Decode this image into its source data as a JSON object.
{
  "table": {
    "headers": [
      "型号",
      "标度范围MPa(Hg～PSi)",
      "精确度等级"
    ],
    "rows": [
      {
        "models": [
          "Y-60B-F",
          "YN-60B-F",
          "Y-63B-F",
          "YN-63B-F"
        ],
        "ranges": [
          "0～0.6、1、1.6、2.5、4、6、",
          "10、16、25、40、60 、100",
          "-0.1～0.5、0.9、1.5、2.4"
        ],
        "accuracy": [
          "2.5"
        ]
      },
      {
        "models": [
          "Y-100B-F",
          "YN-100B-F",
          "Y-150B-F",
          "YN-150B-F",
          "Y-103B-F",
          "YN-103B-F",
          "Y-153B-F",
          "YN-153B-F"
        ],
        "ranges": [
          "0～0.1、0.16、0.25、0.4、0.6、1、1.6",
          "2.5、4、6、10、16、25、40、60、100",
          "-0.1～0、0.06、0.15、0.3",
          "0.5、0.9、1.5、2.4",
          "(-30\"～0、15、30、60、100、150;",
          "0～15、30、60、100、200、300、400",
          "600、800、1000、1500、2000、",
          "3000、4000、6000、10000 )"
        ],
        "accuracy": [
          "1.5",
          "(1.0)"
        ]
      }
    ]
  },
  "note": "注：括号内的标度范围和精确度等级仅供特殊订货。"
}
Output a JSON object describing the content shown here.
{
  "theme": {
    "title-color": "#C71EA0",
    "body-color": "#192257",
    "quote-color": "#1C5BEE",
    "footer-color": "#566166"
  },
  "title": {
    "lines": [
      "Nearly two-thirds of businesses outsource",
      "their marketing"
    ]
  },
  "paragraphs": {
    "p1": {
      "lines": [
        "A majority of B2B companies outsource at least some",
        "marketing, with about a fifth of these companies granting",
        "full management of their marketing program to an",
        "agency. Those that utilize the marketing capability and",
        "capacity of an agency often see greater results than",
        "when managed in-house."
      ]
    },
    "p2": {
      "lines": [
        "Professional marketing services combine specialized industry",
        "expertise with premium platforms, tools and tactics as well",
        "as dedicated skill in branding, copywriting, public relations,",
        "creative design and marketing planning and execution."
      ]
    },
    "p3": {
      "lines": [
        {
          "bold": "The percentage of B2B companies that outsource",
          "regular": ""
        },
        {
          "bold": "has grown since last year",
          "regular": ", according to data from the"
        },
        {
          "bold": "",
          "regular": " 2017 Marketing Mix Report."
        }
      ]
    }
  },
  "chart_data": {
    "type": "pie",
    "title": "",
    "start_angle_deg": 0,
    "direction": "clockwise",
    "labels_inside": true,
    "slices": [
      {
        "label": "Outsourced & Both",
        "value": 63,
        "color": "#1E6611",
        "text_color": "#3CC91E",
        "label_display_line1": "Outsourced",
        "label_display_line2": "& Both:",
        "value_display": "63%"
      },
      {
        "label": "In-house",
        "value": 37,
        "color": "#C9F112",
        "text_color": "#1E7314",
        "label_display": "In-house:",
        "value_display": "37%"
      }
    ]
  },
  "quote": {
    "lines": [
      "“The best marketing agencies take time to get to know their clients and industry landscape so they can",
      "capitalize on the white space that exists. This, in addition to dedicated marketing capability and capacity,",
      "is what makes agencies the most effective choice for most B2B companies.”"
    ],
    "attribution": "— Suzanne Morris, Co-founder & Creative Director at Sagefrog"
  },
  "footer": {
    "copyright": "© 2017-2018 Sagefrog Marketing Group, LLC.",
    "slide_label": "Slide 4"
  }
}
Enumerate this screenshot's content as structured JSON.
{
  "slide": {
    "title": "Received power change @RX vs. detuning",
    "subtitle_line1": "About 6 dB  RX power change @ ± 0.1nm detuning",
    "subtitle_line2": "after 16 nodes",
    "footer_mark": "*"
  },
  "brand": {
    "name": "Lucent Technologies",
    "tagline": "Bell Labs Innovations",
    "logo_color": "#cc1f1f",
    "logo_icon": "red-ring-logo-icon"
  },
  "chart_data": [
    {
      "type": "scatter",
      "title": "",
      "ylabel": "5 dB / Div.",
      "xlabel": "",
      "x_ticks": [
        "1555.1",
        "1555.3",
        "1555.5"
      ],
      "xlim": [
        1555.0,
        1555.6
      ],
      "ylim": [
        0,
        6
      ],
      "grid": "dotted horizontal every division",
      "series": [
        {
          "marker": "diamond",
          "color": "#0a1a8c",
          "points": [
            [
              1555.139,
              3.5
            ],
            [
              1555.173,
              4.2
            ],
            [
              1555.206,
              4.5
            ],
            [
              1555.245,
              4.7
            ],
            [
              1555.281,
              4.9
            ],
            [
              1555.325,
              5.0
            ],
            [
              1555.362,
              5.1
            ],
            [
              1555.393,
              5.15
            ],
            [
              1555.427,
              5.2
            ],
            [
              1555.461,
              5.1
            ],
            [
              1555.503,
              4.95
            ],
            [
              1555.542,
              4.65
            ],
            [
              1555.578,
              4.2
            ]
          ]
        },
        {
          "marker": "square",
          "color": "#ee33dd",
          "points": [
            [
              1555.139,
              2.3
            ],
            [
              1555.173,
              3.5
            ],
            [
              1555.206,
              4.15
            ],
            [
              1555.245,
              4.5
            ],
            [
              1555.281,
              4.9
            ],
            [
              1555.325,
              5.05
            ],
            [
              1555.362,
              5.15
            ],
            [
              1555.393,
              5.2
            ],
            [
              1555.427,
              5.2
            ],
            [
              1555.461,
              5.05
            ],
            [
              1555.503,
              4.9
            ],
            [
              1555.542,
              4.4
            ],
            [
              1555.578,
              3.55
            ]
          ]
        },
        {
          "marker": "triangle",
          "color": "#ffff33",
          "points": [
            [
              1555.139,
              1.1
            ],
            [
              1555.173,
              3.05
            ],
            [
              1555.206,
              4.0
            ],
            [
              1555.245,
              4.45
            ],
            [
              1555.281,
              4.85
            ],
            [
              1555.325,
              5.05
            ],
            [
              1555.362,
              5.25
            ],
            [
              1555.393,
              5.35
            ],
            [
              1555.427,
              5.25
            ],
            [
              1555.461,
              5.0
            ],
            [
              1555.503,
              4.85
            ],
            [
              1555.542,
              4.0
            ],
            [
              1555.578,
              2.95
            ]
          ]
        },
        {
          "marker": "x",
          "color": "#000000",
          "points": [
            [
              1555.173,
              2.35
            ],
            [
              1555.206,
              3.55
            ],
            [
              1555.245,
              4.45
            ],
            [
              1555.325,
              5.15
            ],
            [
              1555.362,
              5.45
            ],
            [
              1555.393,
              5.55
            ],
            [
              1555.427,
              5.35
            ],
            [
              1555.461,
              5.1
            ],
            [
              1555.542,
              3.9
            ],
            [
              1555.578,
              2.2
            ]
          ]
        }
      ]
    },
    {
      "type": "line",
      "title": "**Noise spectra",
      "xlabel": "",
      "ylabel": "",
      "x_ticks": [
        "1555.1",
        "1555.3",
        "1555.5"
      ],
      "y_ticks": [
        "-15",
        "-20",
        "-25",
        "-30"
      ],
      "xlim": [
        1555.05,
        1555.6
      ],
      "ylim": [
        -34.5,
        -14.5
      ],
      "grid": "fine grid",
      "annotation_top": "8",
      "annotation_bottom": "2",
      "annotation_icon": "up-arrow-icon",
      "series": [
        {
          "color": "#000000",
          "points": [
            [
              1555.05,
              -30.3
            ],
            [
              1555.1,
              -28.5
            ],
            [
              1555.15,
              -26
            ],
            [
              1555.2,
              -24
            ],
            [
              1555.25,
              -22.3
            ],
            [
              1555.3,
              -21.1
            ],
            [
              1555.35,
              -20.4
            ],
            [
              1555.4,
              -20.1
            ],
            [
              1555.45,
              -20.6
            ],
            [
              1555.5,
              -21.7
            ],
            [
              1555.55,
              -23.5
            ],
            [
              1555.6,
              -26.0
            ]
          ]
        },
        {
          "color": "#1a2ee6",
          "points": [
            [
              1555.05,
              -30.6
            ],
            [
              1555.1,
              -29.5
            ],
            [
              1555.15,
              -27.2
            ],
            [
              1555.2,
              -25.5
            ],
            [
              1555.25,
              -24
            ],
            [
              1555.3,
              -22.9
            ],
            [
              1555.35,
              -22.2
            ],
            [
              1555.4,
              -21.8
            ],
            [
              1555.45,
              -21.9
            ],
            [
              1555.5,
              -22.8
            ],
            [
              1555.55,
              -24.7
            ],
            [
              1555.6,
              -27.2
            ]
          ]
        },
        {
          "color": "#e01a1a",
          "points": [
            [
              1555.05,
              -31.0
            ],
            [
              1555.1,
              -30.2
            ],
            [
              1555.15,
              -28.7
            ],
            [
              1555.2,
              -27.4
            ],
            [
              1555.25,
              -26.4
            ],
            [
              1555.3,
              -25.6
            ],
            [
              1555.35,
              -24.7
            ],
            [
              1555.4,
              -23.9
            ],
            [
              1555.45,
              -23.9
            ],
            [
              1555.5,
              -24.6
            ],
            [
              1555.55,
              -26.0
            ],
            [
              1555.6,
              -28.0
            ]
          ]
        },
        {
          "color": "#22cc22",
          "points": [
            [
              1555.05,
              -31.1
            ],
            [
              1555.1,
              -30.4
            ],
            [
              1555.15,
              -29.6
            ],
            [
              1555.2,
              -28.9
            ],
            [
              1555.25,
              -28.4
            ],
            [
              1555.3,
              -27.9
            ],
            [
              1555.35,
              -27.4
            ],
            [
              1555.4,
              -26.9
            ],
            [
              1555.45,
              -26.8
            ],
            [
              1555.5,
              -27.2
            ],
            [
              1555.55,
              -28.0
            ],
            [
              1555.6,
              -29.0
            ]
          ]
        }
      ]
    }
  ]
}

» Exercise aim
From the records above, pick out and copy each line holding the word "dedicated".

» Finished task
        "as dedicated skill in branding, copywriting, public relations,",
      "capitalize on the white space that exists. This, in addition to dedicated marketing capability and capacity,",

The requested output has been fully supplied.